[begin STORED DATA]

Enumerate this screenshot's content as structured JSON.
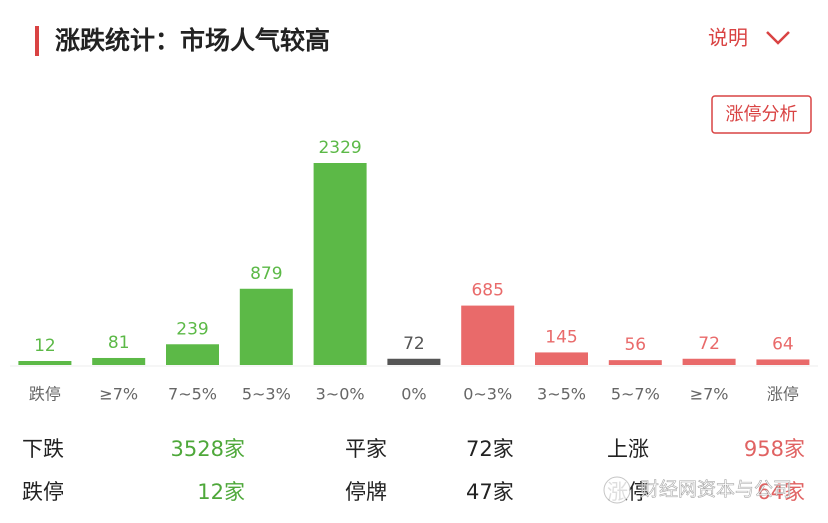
{
  "header": {
    "title": "涨跌统计：市场人气较高",
    "help": "说明",
    "button": "涨停分析"
  },
  "chart_data": {
    "type": "bar",
    "categories": [
      "跌停",
      "≥7%",
      "7~5%",
      "5~3%",
      "3~0%",
      "0%",
      "0~3%",
      "3~5%",
      "5~7%",
      "≥7%",
      "涨停"
    ],
    "values": [
      12,
      81,
      239,
      879,
      2329,
      72,
      685,
      145,
      56,
      72,
      64
    ],
    "colors": [
      "#5cb947",
      "#5cb947",
      "#5cb947",
      "#5cb947",
      "#5cb947",
      "#555555",
      "#e96a6a",
      "#e96a6a",
      "#e96a6a",
      "#e96a6a",
      "#e96a6a"
    ]
  },
  "stats": [
    [
      {
        "label": "下跌",
        "value": "3528家",
        "color": "#4ea83a"
      },
      {
        "label": "平家",
        "value": "72家",
        "color": "#222222"
      },
      {
        "label": "上涨",
        "value": "958家",
        "color": "#e06262"
      }
    ],
    [
      {
        "label": "跌停",
        "value": "12家",
        "color": "#4ea83a"
      },
      {
        "label": "停牌",
        "value": "47家",
        "color": "#222222"
      },
      {
        "label": "涨停",
        "value": "64家",
        "color": "#e06262"
      }
    ]
  ],
  "watermark": "财经网资本与公司"
}
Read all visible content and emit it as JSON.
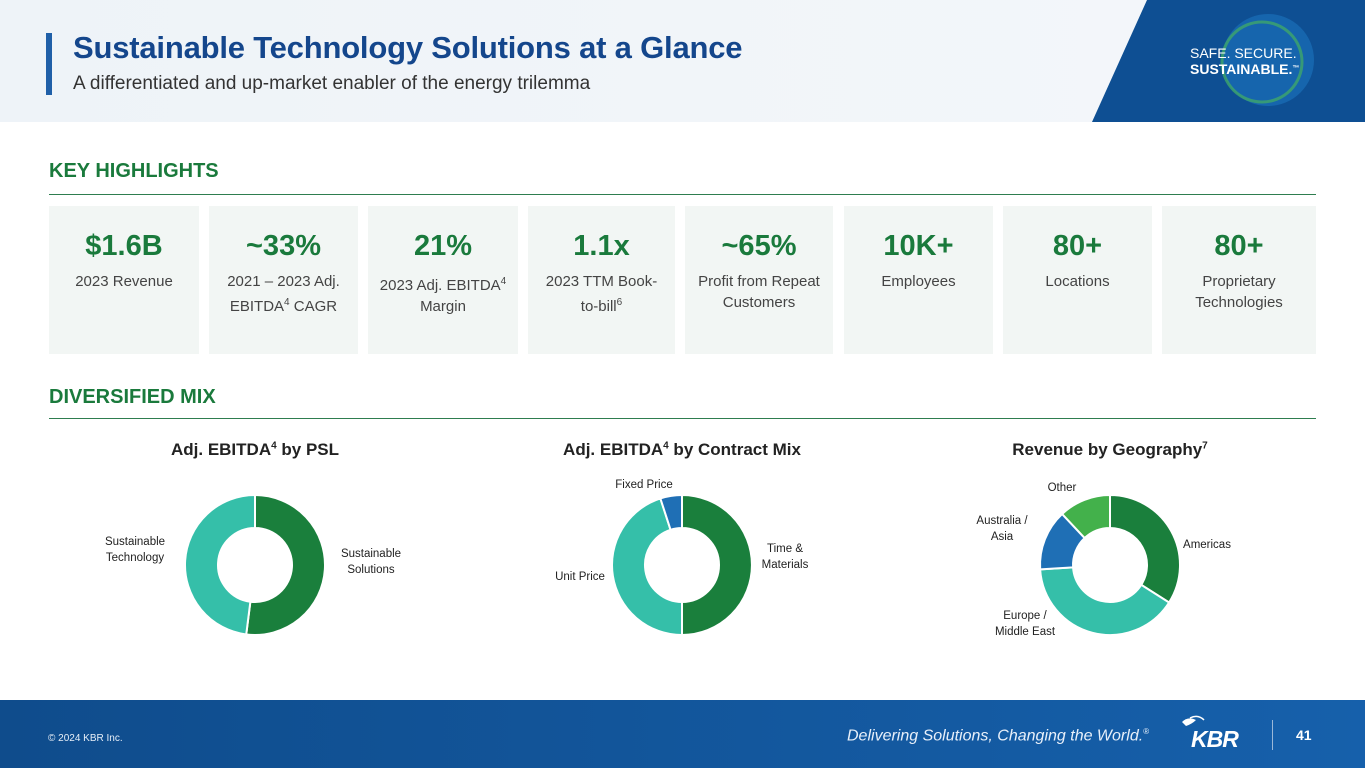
{
  "header": {
    "title": "Sustainable Technology Solutions at a Glance",
    "subtitle": "A differentiated and up-market enabler of the energy trilemma",
    "brand_line1": "SAFE. SECURE.",
    "brand_line2": "SUSTAINABLE.",
    "brand_tm": "™"
  },
  "highlights": {
    "title": "KEY HIGHLIGHTS",
    "items": [
      {
        "value": "$1.6B",
        "label": "2023 Revenue"
      },
      {
        "value": "~33%",
        "label": "2021 – 2023 Adj. EBITDA",
        "sup": "4",
        "label_after": " CAGR"
      },
      {
        "value": "21%",
        "label": "2023 Adj. EBITDA",
        "sup": "4",
        "label_after": " Margin"
      },
      {
        "value": "1.1x",
        "label": "2023 TTM Book-to-bill",
        "sup": "6",
        "label_after": ""
      },
      {
        "value": "~65%",
        "label": "Profit from Repeat Customers"
      },
      {
        "value": "10K+",
        "label": "Employees"
      },
      {
        "value": "80+",
        "label": "Locations"
      },
      {
        "value": "80+",
        "label": "Proprietary Technologies"
      }
    ]
  },
  "mix": {
    "title": "DIVERSIFIED MIX"
  },
  "colors": {
    "dark_green": "#1a7f3c",
    "teal": "#35bfa9",
    "blue": "#1f6fb5",
    "light_green": "#43b14b"
  },
  "chart_data": [
    {
      "type": "donut",
      "title": "Adj. EBITDA",
      "title_sup": "4",
      "title_after": " by PSL",
      "categories": [
        "Sustainable Solutions",
        "Sustainable Technology"
      ],
      "values": [
        52,
        48
      ],
      "label_lines": [
        [
          "Sustainable",
          "Solutions"
        ],
        [
          "Sustainable",
          "Technology"
        ]
      ]
    },
    {
      "type": "donut",
      "title": "Adj. EBITDA",
      "title_sup": "4",
      "title_after": " by Contract Mix",
      "categories": [
        "Time & Materials",
        "Unit Price",
        "Fixed Price"
      ],
      "values": [
        50,
        45,
        5
      ],
      "label_lines": [
        [
          "Time &",
          "Materials"
        ],
        [
          "Unit Price"
        ],
        [
          "Fixed Price"
        ]
      ]
    },
    {
      "type": "donut",
      "title": "Revenue by Geography",
      "title_sup": "7",
      "title_after": "",
      "categories": [
        "Americas",
        "Europe / Middle East",
        "Australia / Asia",
        "Other"
      ],
      "values": [
        34,
        40,
        14,
        12
      ],
      "label_lines": [
        [
          "Americas"
        ],
        [
          "Europe /",
          "Middle East"
        ],
        [
          "Australia /",
          "Asia"
        ],
        [
          "Other"
        ]
      ]
    }
  ],
  "footer": {
    "copyright": "© 2024 KBR Inc.",
    "tagline": "Delivering Solutions, Changing the World.",
    "tagline_mark": "®",
    "logo": "KBR",
    "page": "41"
  }
}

[end STORED DATA]

WRITTEN REQUEST: Quote the records in their entirety, keeping the wording exact and excluding pictures.

SOLUTION TO THE EXERCISE:
Enumerate this screenshot's content as structured JSON.
{
  "header": {
    "title": "涨跌统计：市场人气较高",
    "help": "说明",
    "button": "涨停分析"
  },
  "chart_data": {
    "type": "bar",
    "categories": [
      "跌停",
      "≥7%",
      "7~5%",
      "5~3%",
      "3~0%",
      "0%",
      "0~3%",
      "3~5%",
      "5~7%",
      "≥7%",
      "涨停"
    ],
    "values": [
      12,
      81,
      239,
      879,
      2329,
      72,
      685,
      145,
      56,
      72,
      64
    ],
    "colors": [
      "#5cb947",
      "#5cb947",
      "#5cb947",
      "#5cb947",
      "#5cb947",
      "#555555",
      "#e96a6a",
      "#e96a6a",
      "#e96a6a",
      "#e96a6a",
      "#e96a6a"
    ]
  },
  "stats": [
    [
      {
        "label": "下跌",
        "value": "3528家",
        "color": "#4ea83a"
      },
      {
        "label": "平家",
        "value": "72家",
        "color": "#222222"
      },
      {
        "label": "上涨",
        "value": "958家",
        "color": "#e06262"
      }
    ],
    [
      {
        "label": "跌停",
        "value": "12家",
        "color": "#4ea83a"
      },
      {
        "label": "停牌",
        "value": "47家",
        "color": "#222222"
      },
      {
        "label": "涨停",
        "value": "64家",
        "color": "#e06262"
      }
    ]
  ],
  "watermark": "财经网资本与公司"
}
Read all visible content and emit it as JSON.
{
  "header": {
    "title": "Sustainable Technology Solutions at a Glance",
    "subtitle": "A differentiated and up-market enabler of the energy trilemma",
    "brand_line1": "SAFE. SECURE.",
    "brand_line2": "SUSTAINABLE.",
    "brand_tm": "™"
  },
  "highlights": {
    "title": "KEY HIGHLIGHTS",
    "items": [
      {
        "value": "$1.6B",
        "label": "2023 Revenue"
      },
      {
        "value": "~33%",
        "label": "2021 – 2023 Adj. EBITDA",
        "sup": "4",
        "label_after": " CAGR"
      },
      {
        "value": "21%",
        "label": "2023 Adj. EBITDA",
        "sup": "4",
        "label_after": " Margin"
      },
      {
        "value": "1.1x",
        "label": "2023 TTM Book-to-bill",
        "sup": "6",
        "label_after": ""
      },
      {
        "value": "~65%",
        "label": "Profit from Repeat Customers"
      },
      {
        "value": "10K+",
        "label": "Employees"
      },
      {
        "value": "80+",
        "label": "Locations"
      },
      {
        "value": "80+",
        "label": "Proprietary Technologies"
      }
    ]
  },
  "mix": {
    "title": "DIVERSIFIED MIX"
  },
  "colors": {
    "dark_green": "#1a7f3c",
    "teal": "#35bfa9",
    "blue": "#1f6fb5",
    "light_green": "#43b14b"
  },
  "chart_data": [
    {
      "type": "donut",
      "title": "Adj. EBITDA",
      "title_sup": "4",
      "title_after": " by PSL",
      "categories": [
        "Sustainable Solutions",
        "Sustainable Technology"
      ],
      "values": [
        52,
        48
      ],
      "label_lines": [
        [
          "Sustainable",
          "Solutions"
        ],
        [
          "Sustainable",
          "Technology"
        ]
      ]
    },
    {
      "type": "donut",
      "title": "Adj. EBITDA",
      "title_sup": "4",
      "title_after": " by Contract Mix",
      "categories": [
        "Time & Materials",
        "Unit Price",
        "Fixed Price"
      ],
      "values": [
        50,
        45,
        5
      ],
      "label_lines": [
        [
          "Time &",
          "Materials"
        ],
        [
          "Unit Price"
        ],
        [
          "Fixed Price"
        ]
      ]
    },
    {
      "type": "donut",
      "title": "Revenue by Geography",
      "title_sup": "7",
      "title_after": "",
      "categories": [
        "Americas",
        "Europe / Middle East",
        "Australia / Asia",
        "Other"
      ],
      "values": [
        34,
        40,
        14,
        12
      ],
      "label_lines": [
        [
          "Americas"
        ],
        [
          "Europe /",
          "Middle East"
        ],
        [
          "Australia /",
          "Asia"
        ],
        [
          "Other"
        ]
      ]
    }
  ],
  "footer": {
    "copyright": "© 2024 KBR Inc.",
    "tagline": "Delivering Solutions, Changing the World.",
    "tagline_mark": "®",
    "logo": "KBR",
    "page": "41"
  }
}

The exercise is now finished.